### To be done
Check each line of the listing below for the word "urban" and say how many lines have it. Nothing else should be written.

Lines of data
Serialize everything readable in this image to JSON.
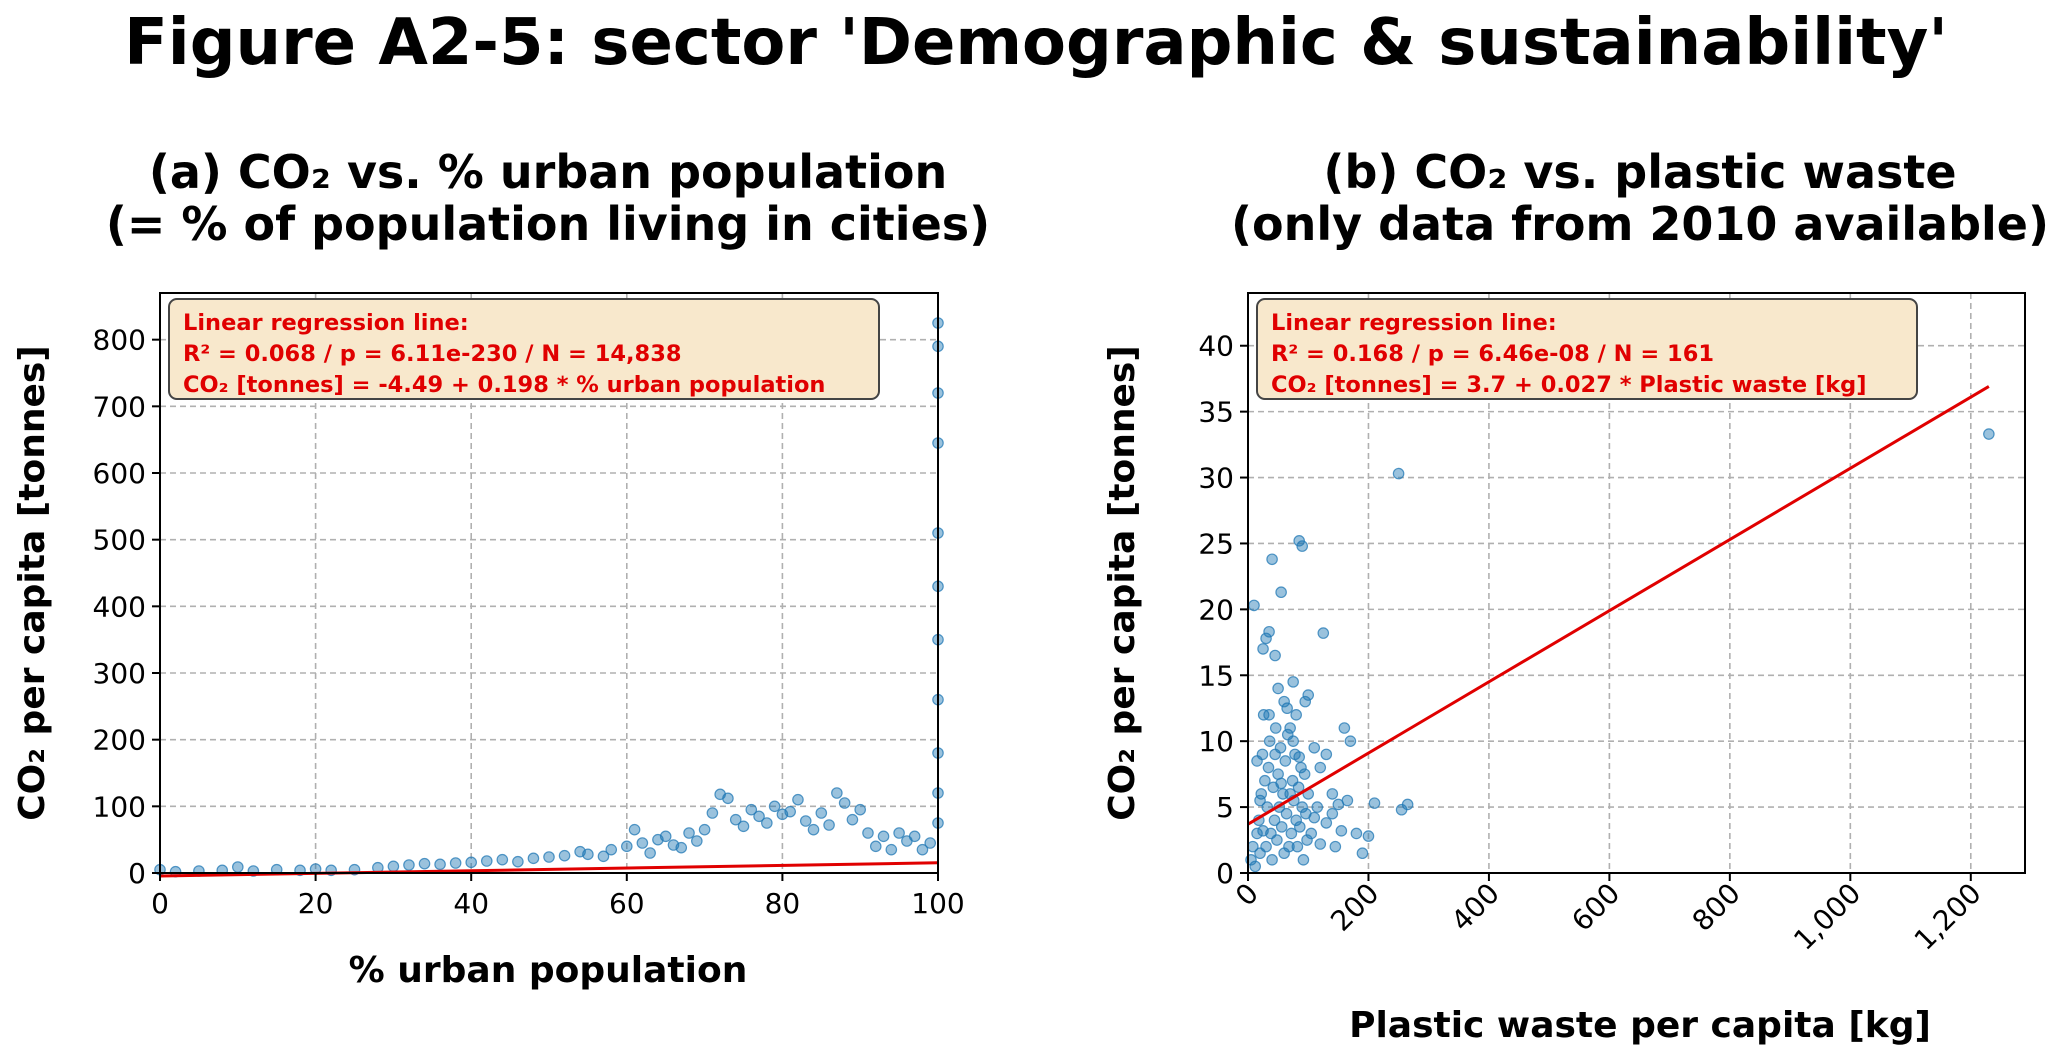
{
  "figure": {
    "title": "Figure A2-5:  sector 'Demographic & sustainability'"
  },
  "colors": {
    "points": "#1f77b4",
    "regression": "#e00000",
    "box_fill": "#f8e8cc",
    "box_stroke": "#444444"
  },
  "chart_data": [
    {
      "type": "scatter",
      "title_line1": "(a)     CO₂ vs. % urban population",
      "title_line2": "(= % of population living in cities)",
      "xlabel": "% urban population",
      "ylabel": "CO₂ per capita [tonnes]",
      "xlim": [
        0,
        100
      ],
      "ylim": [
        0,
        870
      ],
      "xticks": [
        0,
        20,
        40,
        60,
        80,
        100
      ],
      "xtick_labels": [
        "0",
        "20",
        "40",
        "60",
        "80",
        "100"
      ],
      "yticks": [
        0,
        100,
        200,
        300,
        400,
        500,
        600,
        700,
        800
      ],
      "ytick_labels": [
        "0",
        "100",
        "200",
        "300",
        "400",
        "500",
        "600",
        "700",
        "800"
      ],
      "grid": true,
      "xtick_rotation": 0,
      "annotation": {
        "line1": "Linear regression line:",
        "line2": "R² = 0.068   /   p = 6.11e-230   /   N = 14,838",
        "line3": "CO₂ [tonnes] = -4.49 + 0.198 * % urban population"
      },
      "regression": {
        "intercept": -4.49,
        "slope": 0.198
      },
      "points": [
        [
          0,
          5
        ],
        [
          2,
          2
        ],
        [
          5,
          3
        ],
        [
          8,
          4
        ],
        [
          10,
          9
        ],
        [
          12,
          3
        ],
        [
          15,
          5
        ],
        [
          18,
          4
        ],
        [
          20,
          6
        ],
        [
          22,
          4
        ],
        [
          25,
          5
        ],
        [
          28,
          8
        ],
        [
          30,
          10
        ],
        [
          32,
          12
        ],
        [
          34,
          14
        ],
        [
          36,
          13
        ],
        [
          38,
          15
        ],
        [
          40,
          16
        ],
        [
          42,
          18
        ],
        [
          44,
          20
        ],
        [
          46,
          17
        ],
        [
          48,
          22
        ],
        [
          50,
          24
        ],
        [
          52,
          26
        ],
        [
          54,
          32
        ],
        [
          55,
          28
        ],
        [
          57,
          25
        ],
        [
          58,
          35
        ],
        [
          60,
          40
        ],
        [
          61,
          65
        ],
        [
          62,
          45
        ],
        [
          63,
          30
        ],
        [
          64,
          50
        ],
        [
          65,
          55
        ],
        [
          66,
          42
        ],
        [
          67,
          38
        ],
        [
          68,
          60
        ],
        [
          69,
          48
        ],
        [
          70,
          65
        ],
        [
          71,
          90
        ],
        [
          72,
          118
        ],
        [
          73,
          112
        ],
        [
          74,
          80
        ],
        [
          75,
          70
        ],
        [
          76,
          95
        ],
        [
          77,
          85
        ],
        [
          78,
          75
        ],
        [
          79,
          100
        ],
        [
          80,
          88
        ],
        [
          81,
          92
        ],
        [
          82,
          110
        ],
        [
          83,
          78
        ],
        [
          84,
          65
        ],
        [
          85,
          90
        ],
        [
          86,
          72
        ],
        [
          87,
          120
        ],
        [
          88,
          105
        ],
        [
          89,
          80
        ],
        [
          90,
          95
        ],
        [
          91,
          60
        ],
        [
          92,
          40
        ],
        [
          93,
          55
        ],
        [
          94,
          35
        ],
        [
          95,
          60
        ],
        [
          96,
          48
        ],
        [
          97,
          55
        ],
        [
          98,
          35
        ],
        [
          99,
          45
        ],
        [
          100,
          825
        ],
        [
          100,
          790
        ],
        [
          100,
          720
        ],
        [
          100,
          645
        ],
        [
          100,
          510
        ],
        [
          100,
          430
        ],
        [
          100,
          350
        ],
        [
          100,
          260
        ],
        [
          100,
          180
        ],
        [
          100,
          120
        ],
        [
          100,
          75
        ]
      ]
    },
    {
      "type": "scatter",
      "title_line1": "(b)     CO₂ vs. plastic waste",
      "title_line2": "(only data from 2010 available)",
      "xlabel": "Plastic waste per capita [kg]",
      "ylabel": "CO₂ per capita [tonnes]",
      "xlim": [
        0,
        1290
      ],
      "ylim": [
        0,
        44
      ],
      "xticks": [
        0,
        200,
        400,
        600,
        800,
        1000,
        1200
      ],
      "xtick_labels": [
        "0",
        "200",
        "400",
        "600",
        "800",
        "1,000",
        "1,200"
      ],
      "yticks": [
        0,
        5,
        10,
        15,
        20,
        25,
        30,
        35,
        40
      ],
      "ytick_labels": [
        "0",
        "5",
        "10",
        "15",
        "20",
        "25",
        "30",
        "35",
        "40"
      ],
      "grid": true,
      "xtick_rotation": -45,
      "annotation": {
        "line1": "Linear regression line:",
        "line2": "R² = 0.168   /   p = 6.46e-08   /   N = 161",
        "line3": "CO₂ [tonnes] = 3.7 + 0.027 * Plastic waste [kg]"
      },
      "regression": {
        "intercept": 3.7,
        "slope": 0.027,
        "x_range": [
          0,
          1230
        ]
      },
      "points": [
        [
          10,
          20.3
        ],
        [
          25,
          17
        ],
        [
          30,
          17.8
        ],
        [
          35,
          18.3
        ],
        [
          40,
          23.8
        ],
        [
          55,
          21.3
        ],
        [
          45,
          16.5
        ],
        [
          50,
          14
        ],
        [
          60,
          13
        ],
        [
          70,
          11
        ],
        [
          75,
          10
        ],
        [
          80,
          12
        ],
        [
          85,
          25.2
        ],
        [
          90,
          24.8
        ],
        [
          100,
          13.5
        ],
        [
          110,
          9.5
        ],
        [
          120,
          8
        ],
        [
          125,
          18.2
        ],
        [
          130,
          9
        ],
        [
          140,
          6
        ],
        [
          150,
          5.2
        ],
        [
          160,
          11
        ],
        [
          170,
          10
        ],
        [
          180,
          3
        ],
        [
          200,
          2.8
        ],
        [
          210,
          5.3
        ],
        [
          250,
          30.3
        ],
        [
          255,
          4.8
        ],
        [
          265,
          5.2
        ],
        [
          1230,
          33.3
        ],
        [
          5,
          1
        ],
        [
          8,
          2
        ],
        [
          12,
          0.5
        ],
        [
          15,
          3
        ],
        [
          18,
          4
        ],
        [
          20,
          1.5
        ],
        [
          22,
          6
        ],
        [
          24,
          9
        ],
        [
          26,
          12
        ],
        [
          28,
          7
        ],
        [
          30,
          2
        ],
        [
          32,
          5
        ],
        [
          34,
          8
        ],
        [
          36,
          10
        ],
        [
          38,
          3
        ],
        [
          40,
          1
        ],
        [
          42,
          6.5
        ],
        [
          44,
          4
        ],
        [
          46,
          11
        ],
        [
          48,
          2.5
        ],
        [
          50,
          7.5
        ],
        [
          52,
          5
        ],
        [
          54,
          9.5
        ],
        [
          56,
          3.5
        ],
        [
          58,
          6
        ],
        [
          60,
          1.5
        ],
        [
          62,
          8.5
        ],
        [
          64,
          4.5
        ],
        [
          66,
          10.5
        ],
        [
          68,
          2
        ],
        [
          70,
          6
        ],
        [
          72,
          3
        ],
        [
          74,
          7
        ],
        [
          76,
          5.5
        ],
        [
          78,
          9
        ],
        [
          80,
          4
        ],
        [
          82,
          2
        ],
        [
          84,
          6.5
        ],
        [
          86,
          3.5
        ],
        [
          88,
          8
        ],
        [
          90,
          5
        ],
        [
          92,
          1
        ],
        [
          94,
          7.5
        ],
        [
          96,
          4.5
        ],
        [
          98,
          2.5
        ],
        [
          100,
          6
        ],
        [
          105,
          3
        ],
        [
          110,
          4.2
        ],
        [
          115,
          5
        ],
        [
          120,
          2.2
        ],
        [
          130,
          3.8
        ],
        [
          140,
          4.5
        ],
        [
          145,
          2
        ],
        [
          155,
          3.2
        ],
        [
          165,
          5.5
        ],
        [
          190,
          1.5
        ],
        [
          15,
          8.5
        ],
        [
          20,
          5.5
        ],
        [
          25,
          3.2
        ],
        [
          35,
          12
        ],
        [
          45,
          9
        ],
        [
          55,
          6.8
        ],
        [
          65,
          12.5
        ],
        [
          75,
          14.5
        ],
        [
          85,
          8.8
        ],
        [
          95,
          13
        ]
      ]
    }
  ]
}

### Result for this exercise
3